### Set task
Answer with one number: how many lines hold "chosi".
[BEGIN Records shown]
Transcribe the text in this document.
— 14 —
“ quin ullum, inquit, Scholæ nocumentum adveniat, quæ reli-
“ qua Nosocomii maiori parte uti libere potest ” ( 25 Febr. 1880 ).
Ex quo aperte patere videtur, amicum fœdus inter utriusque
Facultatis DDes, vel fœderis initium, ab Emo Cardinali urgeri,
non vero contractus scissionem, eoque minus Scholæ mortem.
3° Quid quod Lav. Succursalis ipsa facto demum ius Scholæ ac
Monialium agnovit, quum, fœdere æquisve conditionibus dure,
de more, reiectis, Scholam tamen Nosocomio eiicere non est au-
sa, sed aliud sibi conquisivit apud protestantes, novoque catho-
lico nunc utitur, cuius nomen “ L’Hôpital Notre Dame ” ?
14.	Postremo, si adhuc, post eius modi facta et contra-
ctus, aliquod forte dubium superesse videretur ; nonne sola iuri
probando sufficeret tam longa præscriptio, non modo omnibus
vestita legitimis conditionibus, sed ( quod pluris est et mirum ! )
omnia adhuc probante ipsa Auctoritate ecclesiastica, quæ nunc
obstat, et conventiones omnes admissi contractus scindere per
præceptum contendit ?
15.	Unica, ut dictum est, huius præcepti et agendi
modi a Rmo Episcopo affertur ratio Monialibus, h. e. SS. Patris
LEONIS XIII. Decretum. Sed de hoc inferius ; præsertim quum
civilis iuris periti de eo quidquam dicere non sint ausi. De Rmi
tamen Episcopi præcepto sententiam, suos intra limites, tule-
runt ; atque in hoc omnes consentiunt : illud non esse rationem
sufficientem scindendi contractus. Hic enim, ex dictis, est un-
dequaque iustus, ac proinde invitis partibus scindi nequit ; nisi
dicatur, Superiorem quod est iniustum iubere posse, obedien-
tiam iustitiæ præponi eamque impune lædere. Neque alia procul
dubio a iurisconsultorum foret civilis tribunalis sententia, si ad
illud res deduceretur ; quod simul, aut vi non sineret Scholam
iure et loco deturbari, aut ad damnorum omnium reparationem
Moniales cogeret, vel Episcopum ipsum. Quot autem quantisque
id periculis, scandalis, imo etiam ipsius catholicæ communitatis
[END Records shown]
[BEGIN Records shown]
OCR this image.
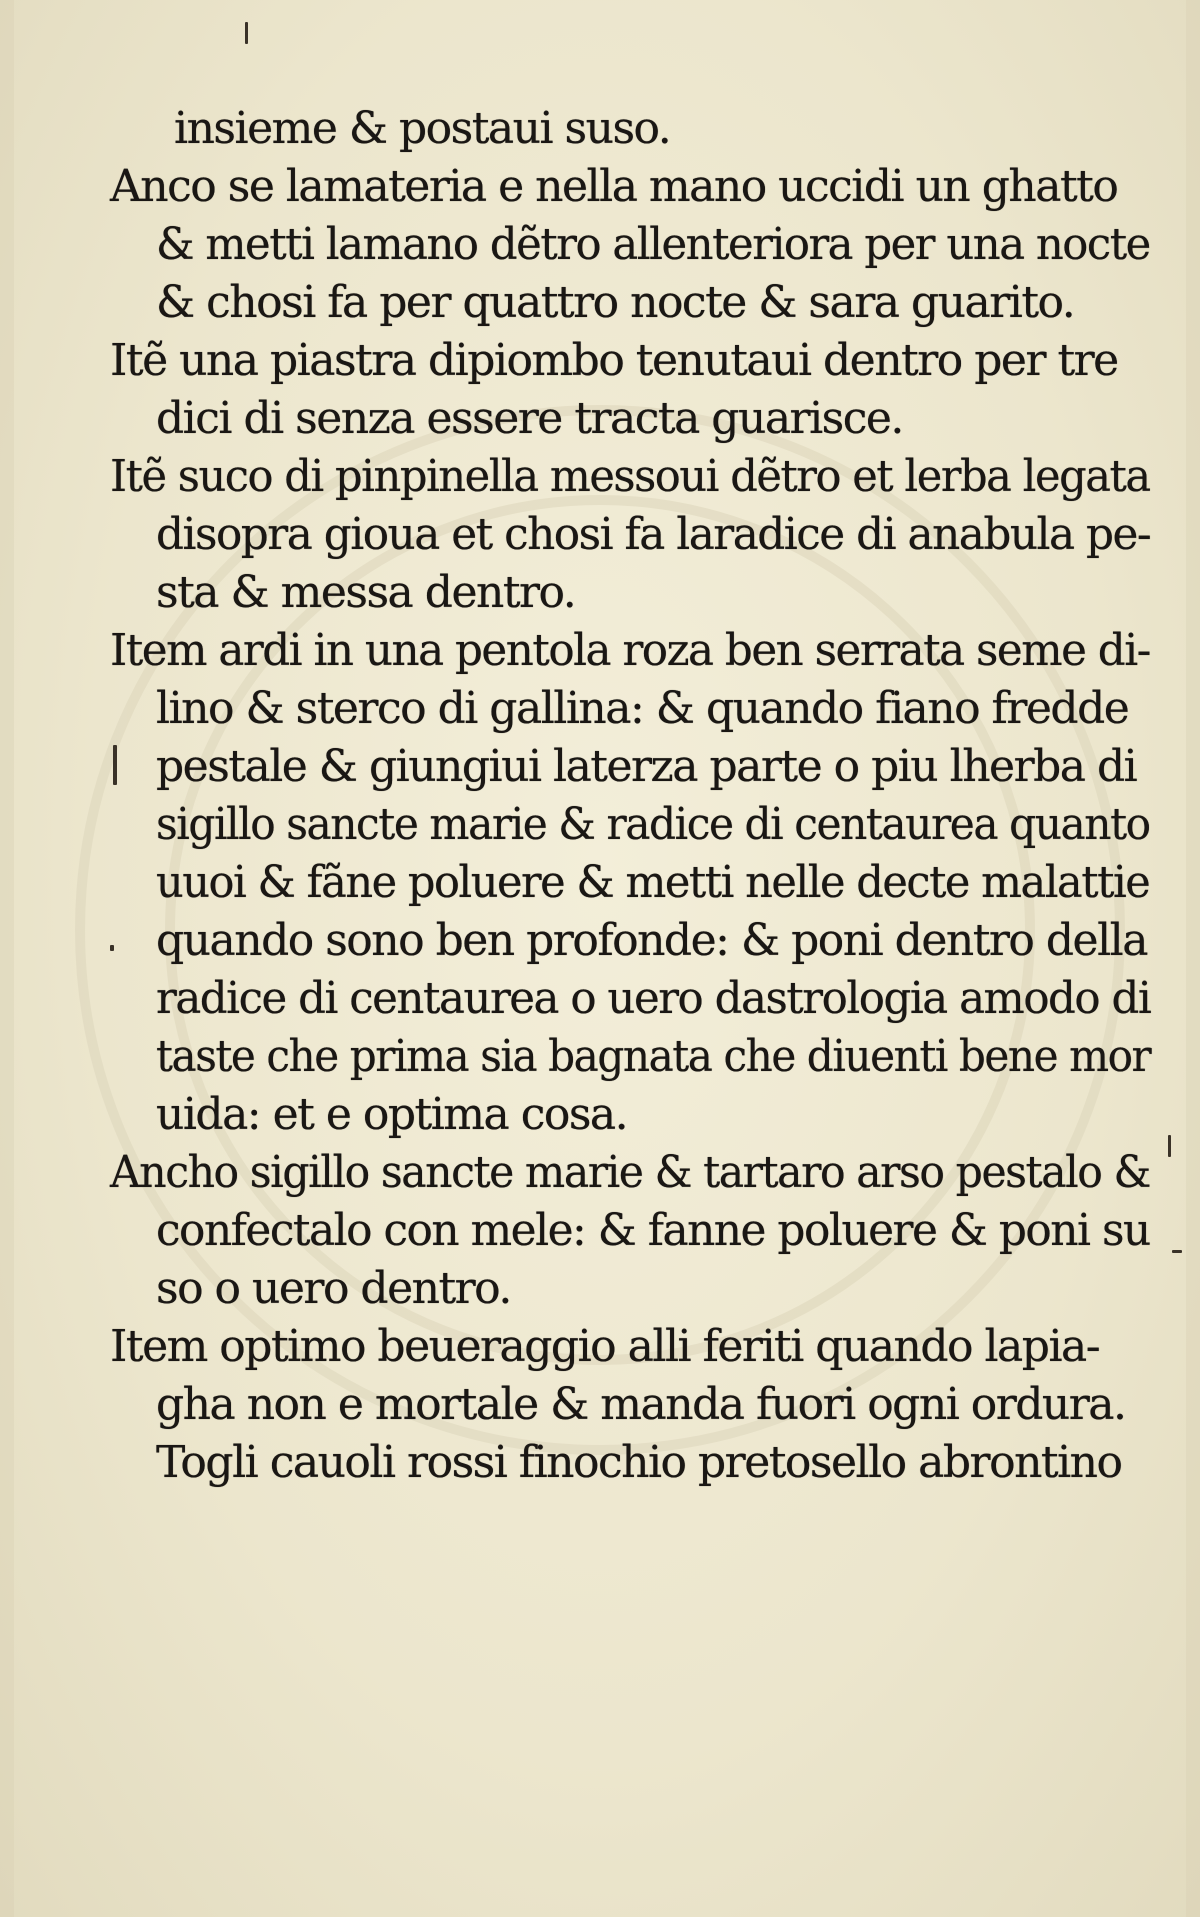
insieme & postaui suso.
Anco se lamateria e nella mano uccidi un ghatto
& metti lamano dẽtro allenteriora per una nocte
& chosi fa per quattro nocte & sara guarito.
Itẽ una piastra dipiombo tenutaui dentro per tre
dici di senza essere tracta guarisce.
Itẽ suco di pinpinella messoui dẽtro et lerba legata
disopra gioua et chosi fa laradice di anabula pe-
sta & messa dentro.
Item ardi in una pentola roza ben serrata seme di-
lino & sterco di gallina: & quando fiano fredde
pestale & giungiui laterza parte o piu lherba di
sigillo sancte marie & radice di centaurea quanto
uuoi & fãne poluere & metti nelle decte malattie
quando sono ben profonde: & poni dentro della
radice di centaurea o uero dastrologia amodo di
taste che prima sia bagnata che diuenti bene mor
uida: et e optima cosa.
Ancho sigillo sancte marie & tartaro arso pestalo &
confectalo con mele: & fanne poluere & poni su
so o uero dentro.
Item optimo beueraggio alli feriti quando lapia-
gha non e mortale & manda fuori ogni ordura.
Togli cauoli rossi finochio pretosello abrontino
[END Records shown]
### The solution
2